(BRIEF)
Every line of the material is to be repeated exactly as it stands.

(SUPPLIED MATERIAL)
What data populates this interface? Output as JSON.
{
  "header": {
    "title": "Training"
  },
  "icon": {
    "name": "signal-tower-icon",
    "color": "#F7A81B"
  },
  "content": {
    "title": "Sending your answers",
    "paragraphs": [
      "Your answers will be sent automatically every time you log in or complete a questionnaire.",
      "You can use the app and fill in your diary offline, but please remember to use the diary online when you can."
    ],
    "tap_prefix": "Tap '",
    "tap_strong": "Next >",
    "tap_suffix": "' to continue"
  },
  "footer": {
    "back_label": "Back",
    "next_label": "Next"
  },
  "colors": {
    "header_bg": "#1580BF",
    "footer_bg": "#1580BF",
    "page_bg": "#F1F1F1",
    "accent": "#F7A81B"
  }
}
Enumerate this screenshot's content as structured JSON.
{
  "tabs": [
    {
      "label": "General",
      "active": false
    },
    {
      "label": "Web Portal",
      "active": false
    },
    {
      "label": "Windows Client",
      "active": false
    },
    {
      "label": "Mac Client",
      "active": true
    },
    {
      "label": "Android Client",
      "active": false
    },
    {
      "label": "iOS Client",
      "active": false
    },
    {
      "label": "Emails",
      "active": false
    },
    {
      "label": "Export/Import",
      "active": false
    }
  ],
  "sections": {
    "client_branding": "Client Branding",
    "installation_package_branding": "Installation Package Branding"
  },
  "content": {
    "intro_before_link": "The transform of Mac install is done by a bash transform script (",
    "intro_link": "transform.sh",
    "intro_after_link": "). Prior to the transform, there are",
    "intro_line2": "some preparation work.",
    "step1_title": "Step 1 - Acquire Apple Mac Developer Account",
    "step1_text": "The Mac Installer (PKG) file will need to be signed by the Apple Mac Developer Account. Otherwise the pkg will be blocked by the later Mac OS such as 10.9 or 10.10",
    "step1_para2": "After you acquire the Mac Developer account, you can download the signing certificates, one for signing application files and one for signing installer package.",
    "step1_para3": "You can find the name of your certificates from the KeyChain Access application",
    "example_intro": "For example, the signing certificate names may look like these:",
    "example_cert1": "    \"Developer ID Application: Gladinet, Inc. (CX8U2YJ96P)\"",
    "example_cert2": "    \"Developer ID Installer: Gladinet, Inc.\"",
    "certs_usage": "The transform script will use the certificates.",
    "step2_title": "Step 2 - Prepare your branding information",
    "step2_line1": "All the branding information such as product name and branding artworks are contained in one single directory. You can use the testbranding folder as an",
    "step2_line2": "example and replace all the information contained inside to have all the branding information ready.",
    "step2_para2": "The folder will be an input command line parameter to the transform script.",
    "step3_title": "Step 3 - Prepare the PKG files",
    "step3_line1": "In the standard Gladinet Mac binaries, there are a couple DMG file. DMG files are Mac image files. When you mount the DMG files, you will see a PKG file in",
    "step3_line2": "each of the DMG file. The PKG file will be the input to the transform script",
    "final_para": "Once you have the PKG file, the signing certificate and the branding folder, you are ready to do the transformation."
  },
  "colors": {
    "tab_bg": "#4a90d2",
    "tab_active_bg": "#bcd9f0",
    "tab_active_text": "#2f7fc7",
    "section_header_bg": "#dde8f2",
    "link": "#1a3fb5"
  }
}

(ANSWER IN FULL)
What data populates this interface? Output as JSON.
{
  "header": {
    "title": "Training"
  },
  "icon": {
    "name": "signal-tower-icon",
    "color": "#F7A81B"
  },
  "content": {
    "title": "Sending your answers",
    "paragraphs": [
      "Your answers will be sent automatically every time you log in or complete a questionnaire.",
      "You can use the app and fill in your diary offline, but please remember to use the diary online when you can."
    ],
    "tap_prefix": "Tap '",
    "tap_strong": "Next >",
    "tap_suffix": "' to continue"
  },
  "footer": {
    "back_label": "Back",
    "next_label": "Next"
  },
  "colors": {
    "header_bg": "#1580BF",
    "footer_bg": "#1580BF",
    "page_bg": "#F1F1F1",
    "accent": "#F7A81B"
  }
}
Enumerate this screenshot's content as structured JSON.
{
  "tabs": [
    {
      "label": "General",
      "active": false
    },
    {
      "label": "Web Portal",
      "active": false
    },
    {
      "label": "Windows Client",
      "active": false
    },
    {
      "label": "Mac Client",
      "active": true
    },
    {
      "label": "Android Client",
      "active": false
    },
    {
      "label": "iOS Client",
      "active": false
    },
    {
      "label": "Emails",
      "active": false
    },
    {
      "label": "Export/Import",
      "active": false
    }
  ],
  "sections": {
    "client_branding": "Client Branding",
    "installation_package_branding": "Installation Package Branding"
  },
  "content": {
    "intro_before_link": "The transform of Mac install is done by a bash transform script (",
    "intro_link": "transform.sh",
    "intro_after_link": "). Prior to the transform, there are",
    "intro_line2": "some preparation work.",
    "step1_title": "Step 1 - Acquire Apple Mac Developer Account",
    "step1_text": "The Mac Installer (PKG) file will need to be signed by the Apple Mac Developer Account. Otherwise the pkg will be blocked by the later Mac OS such as 10.9 or 10.10",
    "step1_para2": "After you acquire the Mac Developer account, you can download the signing certificates, one for signing application files and one for signing installer package.",
    "step1_para3": "You can find the name of your certificates from the KeyChain Access application",
    "example_intro": "For example, the signing certificate names may look like these:",
    "example_cert1": "    \"Developer ID Application: Gladinet, Inc. (CX8U2YJ96P)\"",
    "example_cert2": "    \"Developer ID Installer: Gladinet, Inc.\"",
    "certs_usage": "The transform script will use the certificates.",
    "step2_title": "Step 2 - Prepare your branding information",
    "step2_line1": "All the branding information such as product name and branding artworks are contained in one single directory. You can use the testbranding folder as an",
    "step2_line2": "example and replace all the information contained inside to have all the branding information ready.",
    "step2_para2": "The folder will be an input command line parameter to the transform script.",
    "step3_title": "Step 3 - Prepare the PKG files",
    "step3_line1": "In the standard Gladinet Mac binaries, there are a couple DMG file. DMG files are Mac image files. When you mount the DMG files, you will see a PKG file in",
    "step3_line2": "each of the DMG file. The PKG file will be the input to the transform script",
    "final_para": "Once you have the PKG file, the signing certificate and the branding folder, you are ready to do the transformation."
  },
  "colors": {
    "tab_bg": "#4a90d2",
    "tab_active_bg": "#bcd9f0",
    "tab_active_text": "#2f7fc7",
    "section_header_bg": "#dde8f2",
    "link": "#1a3fb5"
  }
}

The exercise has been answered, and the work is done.